----- Recorded information

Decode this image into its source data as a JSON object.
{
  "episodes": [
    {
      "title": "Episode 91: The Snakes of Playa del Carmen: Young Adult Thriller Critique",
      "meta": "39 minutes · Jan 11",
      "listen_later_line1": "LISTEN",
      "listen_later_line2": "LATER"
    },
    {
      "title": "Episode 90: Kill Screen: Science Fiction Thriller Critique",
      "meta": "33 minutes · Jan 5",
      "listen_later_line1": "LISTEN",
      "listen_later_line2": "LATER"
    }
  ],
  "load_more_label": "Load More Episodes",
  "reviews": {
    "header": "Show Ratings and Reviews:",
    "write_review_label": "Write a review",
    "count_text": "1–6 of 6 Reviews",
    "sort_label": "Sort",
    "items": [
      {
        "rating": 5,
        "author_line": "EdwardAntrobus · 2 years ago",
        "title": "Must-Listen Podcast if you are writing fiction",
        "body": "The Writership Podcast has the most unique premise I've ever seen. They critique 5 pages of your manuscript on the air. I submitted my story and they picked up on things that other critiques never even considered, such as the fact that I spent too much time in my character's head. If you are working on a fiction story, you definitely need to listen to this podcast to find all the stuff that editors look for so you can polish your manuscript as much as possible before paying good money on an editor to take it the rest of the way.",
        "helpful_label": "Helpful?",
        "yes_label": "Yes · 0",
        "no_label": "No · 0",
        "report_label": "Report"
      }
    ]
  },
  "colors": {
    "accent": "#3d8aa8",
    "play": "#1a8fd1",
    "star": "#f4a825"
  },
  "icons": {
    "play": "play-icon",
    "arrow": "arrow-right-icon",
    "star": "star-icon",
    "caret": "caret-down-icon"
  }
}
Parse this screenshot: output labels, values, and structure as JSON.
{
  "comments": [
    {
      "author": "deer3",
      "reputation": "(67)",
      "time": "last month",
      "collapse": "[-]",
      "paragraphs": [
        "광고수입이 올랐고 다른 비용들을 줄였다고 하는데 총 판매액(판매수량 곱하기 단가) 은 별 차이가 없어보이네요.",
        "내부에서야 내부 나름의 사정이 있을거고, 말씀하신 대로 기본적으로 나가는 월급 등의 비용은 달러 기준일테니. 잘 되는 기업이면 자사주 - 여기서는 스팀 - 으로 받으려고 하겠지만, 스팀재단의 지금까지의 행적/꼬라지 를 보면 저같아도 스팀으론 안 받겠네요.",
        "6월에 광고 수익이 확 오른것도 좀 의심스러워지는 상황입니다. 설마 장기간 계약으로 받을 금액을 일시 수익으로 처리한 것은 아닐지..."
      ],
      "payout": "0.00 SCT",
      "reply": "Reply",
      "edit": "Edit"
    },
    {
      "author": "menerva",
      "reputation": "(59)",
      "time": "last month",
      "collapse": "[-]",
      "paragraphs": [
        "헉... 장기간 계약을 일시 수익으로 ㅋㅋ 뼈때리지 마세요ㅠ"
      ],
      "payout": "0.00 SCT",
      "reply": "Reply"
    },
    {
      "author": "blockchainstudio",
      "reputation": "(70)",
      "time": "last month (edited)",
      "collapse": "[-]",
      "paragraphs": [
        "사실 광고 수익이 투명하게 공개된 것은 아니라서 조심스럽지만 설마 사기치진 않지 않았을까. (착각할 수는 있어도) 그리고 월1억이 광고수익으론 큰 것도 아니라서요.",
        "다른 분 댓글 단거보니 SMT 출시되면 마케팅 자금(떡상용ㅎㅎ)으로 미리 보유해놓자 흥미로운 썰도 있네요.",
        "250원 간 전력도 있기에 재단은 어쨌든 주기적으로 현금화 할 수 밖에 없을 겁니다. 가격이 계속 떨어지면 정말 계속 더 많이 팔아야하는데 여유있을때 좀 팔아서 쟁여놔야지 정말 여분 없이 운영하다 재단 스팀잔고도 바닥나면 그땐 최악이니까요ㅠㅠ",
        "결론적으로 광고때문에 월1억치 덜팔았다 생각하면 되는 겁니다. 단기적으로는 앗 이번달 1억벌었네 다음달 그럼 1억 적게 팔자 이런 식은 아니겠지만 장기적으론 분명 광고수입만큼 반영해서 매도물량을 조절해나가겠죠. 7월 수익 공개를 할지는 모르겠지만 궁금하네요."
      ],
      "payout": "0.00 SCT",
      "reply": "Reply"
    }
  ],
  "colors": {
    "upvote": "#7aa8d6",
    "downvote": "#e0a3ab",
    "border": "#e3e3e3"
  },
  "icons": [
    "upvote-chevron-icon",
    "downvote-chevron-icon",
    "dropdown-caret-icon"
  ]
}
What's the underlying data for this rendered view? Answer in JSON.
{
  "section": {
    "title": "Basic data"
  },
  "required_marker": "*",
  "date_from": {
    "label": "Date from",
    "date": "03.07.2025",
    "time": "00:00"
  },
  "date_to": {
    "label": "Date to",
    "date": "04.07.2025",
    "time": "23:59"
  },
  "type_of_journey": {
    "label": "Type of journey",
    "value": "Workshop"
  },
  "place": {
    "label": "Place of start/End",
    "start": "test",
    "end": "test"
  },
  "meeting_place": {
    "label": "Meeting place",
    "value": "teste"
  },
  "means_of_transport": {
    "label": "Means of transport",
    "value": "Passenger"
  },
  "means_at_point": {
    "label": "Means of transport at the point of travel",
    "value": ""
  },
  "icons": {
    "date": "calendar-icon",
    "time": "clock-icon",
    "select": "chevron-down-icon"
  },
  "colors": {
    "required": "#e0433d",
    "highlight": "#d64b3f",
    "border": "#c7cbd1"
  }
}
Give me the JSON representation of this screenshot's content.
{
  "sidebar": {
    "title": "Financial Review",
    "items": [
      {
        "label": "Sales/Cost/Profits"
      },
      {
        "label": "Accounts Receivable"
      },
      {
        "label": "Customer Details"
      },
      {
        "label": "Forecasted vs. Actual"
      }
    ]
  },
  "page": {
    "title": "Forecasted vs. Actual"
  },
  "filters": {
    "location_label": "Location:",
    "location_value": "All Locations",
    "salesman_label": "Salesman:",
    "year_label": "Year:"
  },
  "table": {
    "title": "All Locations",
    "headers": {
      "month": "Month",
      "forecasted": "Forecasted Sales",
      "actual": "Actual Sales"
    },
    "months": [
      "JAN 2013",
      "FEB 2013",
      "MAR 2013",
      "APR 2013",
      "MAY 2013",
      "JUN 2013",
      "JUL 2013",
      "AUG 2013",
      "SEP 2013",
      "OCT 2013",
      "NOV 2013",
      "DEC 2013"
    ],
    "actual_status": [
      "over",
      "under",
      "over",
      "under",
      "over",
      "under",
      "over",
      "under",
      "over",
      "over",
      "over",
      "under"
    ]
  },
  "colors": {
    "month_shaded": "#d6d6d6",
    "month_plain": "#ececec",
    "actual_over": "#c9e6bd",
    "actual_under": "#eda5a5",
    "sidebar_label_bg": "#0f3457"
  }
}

----------

--- Exercise objective ---
Extract each line of the listing above, copying it word for word.

--- Expected output ---
Decode this image into its source data as a JSON object.
{
  "episodes": [
    {
      "title": "Episode 91: The Snakes of Playa del Carmen: Young Adult Thriller Critique",
      "meta": "39 minutes · Jan 11",
      "listen_later_line1": "LISTEN",
      "listen_later_line2": "LATER"
    },
    {
      "title": "Episode 90: Kill Screen: Science Fiction Thriller Critique",
      "meta": "33 minutes · Jan 5",
      "listen_later_line1": "LISTEN",
      "listen_later_line2": "LATER"
    }
  ],
  "load_more_label": "Load More Episodes",
  "reviews": {
    "header": "Show Ratings and Reviews:",
    "write_review_label": "Write a review",
    "count_text": "1–6 of 6 Reviews",
    "sort_label": "Sort",
    "items": [
      {
        "rating": 5,
        "author_line": "EdwardAntrobus · 2 years ago",
        "title": "Must-Listen Podcast if you are writing fiction",
        "body": "The Writership Podcast has the most unique premise I've ever seen. They critique 5 pages of your manuscript on the air. I submitted my story and they picked up on things that other critiques never even considered, such as the fact that I spent too much time in my character's head. If you are working on a fiction story, you definitely need to listen to this podcast to find all the stuff that editors look for so you can polish your manuscript as much as possible before paying good money on an editor to take it the rest of the way.",
        "helpful_label": "Helpful?",
        "yes_label": "Yes · 0",
        "no_label": "No · 0",
        "report_label": "Report"
      }
    ]
  },
  "colors": {
    "accent": "#3d8aa8",
    "play": "#1a8fd1",
    "star": "#f4a825"
  },
  "icons": {
    "play": "play-icon",
    "arrow": "arrow-right-icon",
    "star": "star-icon",
    "caret": "caret-down-icon"
  }
}
Parse this screenshot: output labels, values, and structure as JSON.
{
  "comments": [
    {
      "author": "deer3",
      "reputation": "(67)",
      "time": "last month",
      "collapse": "[-]",
      "paragraphs": [
        "광고수입이 올랐고 다른 비용들을 줄였다고 하는데 총 판매액(판매수량 곱하기 단가) 은 별 차이가 없어보이네요.",
        "내부에서야 내부 나름의 사정이 있을거고, 말씀하신 대로 기본적으로 나가는 월급 등의 비용은 달러 기준일테니. 잘 되는 기업이면 자사주 - 여기서는 스팀 - 으로 받으려고 하겠지만, 스팀재단의 지금까지의 행적/꼬라지 를 보면 저같아도 스팀으론 안 받겠네요.",
        "6월에 광고 수익이 확 오른것도 좀 의심스러워지는 상황입니다. 설마 장기간 계약으로 받을 금액을 일시 수익으로 처리한 것은 아닐지..."
      ],
      "payout": "0.00 SCT",
      "reply": "Reply",
      "edit": "Edit"
    },
    {
      "author": "menerva",
      "reputation": "(59)",
      "time": "last month",
      "collapse": "[-]",
      "paragraphs": [
        "헉... 장기간 계약을 일시 수익으로 ㅋㅋ 뼈때리지 마세요ㅠ"
      ],
      "payout": "0.00 SCT",
      "reply": "Reply"
    },
    {
      "author": "blockchainstudio",
      "reputation": "(70)",
      "time": "last month (edited)",
      "collapse": "[-]",
      "paragraphs": [
        "사실 광고 수익이 투명하게 공개된 것은 아니라서 조심스럽지만 설마 사기치진 않지 않았을까. (착각할 수는 있어도) 그리고 월1억이 광고수익으론 큰 것도 아니라서요.",
        "다른 분 댓글 단거보니 SMT 출시되면 마케팅 자금(떡상용ㅎㅎ)으로 미리 보유해놓자 흥미로운 썰도 있네요.",
        "250원 간 전력도 있기에 재단은 어쨌든 주기적으로 현금화 할 수 밖에 없을 겁니다. 가격이 계속 떨어지면 정말 계속 더 많이 팔아야하는데 여유있을때 좀 팔아서 쟁여놔야지 정말 여분 없이 운영하다 재단 스팀잔고도 바닥나면 그땐 최악이니까요ㅠㅠ",
        "결론적으로 광고때문에 월1억치 덜팔았다 생각하면 되는 겁니다. 단기적으로는 앗 이번달 1억벌었네 다음달 그럼 1억 적게 팔자 이런 식은 아니겠지만 장기적으론 분명 광고수입만큼 반영해서 매도물량을 조절해나가겠죠. 7월 수익 공개를 할지는 모르겠지만 궁금하네요."
      ],
      "payout": "0.00 SCT",
      "reply": "Reply"
    }
  ],
  "colors": {
    "upvote": "#7aa8d6",
    "downvote": "#e0a3ab",
    "border": "#e3e3e3"
  },
  "icons": [
    "upvote-chevron-icon",
    "downvote-chevron-icon",
    "dropdown-caret-icon"
  ]
}
What's the underlying data for this rendered view? Answer in JSON.
{
  "section": {
    "title": "Basic data"
  },
  "required_marker": "*",
  "date_from": {
    "label": "Date from",
    "date": "03.07.2025",
    "time": "00:00"
  },
  "date_to": {
    "label": "Date to",
    "date": "04.07.2025",
    "time": "23:59"
  },
  "type_of_journey": {
    "label": "Type of journey",
    "value": "Workshop"
  },
  "place": {
    "label": "Place of start/End",
    "start": "test",
    "end": "test"
  },
  "meeting_place": {
    "label": "Meeting place",
    "value": "teste"
  },
  "means_of_transport": {
    "label": "Means of transport",
    "value": "Passenger"
  },
  "means_at_point": {
    "label": "Means of transport at the point of travel",
    "value": ""
  },
  "icons": {
    "date": "calendar-icon",
    "time": "clock-icon",
    "select": "chevron-down-icon"
  },
  "colors": {
    "required": "#e0433d",
    "highlight": "#d64b3f",
    "border": "#c7cbd1"
  }
}
Give me the JSON representation of this screenshot's content.
{
  "sidebar": {
    "title": "Financial Review",
    "items": [
      {
        "label": "Sales/Cost/Profits"
      },
      {
        "label": "Accounts Receivable"
      },
      {
        "label": "Customer Details"
      },
      {
        "label": "Forecasted vs. Actual"
      }
    ]
  },
  "page": {
    "title": "Forecasted vs. Actual"
  },
  "filters": {
    "location_label": "Location:",
    "location_value": "All Locations",
    "salesman_label": "Salesman:",
    "year_label": "Year:"
  },
  "table": {
    "title": "All Locations",
    "headers": {
      "month": "Month",
      "forecasted": "Forecasted Sales",
      "actual": "Actual Sales"
    },
    "months": [
      "JAN 2013",
      "FEB 2013",
      "MAR 2013",
      "APR 2013",
      "MAY 2013",
      "JUN 2013",
      "JUL 2013",
      "AUG 2013",
      "SEP 2013",
      "OCT 2013",
      "NOV 2013",
      "DEC 2013"
    ],
    "actual_status": [
      "over",
      "under",
      "over",
      "under",
      "over",
      "under",
      "over",
      "under",
      "over",
      "over",
      "over",
      "under"
    ]
  },
  "colors": {
    "month_shaded": "#d6d6d6",
    "month_plain": "#ececec",
    "actual_over": "#c9e6bd",
    "actual_under": "#eda5a5",
    "sidebar_label_bg": "#0f3457"
  }
}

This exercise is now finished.